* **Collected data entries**
## start

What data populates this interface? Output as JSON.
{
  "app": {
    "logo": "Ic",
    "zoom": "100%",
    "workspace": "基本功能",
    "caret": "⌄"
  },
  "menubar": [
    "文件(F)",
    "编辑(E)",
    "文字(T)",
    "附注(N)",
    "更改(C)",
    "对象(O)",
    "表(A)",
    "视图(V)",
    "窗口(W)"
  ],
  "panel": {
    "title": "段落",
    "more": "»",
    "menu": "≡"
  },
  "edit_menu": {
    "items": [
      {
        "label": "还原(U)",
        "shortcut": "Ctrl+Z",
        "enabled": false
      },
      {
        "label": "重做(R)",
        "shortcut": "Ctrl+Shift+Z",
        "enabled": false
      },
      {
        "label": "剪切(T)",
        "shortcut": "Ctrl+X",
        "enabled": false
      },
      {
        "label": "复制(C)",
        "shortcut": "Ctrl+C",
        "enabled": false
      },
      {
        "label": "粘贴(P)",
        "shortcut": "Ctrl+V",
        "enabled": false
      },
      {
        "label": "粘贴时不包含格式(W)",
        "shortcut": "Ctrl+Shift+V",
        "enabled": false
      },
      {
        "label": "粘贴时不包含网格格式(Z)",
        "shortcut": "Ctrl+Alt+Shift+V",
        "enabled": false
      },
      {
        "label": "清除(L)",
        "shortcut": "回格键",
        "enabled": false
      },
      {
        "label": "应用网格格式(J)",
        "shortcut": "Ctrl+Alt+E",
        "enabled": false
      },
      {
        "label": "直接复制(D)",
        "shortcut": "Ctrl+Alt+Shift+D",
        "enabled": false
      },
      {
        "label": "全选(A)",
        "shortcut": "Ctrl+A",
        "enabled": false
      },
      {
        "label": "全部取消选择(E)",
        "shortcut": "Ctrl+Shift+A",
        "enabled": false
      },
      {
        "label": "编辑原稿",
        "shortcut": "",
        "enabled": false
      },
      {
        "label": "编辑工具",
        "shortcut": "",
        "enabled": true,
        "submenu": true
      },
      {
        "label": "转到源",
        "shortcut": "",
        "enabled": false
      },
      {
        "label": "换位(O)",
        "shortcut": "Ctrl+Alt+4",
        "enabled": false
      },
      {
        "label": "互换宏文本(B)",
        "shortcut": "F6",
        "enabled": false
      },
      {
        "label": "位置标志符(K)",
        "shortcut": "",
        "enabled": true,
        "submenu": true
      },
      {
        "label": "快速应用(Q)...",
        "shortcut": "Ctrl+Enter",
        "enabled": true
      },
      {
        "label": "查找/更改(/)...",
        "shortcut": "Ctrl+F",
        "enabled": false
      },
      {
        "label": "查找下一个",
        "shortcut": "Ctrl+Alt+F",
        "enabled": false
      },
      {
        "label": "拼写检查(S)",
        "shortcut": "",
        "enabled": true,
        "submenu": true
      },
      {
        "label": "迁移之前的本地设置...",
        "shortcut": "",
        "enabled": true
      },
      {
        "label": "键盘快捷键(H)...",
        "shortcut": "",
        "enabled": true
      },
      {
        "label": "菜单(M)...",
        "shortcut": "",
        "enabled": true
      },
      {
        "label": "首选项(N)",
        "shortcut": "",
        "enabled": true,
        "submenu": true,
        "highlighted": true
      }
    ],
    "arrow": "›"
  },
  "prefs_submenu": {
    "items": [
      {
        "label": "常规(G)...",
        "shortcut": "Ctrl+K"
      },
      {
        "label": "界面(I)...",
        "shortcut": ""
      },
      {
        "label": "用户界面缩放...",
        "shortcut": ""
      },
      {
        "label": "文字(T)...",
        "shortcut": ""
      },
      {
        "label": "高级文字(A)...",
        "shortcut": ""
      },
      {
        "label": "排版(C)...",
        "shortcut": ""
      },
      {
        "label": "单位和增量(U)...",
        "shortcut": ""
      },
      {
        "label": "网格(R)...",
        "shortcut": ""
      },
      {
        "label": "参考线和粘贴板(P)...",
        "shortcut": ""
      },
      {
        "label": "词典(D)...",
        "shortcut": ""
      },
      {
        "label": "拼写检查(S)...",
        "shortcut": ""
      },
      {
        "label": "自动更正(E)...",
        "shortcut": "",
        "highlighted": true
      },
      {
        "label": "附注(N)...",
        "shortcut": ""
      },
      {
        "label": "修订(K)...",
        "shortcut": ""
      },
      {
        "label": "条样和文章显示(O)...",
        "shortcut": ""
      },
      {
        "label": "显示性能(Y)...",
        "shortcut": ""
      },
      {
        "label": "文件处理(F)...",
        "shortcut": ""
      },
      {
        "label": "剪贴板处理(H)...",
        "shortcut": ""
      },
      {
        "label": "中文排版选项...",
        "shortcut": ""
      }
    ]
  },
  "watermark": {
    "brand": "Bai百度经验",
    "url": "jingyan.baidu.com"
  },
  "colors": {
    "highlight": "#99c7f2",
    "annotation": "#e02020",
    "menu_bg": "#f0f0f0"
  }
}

## end

* **WHAT YOU SHOULD DO**
Tally the lines of the listing in which the word "Shift" occurs, and state the total alone.

* **SOLVED EXERCISE**
5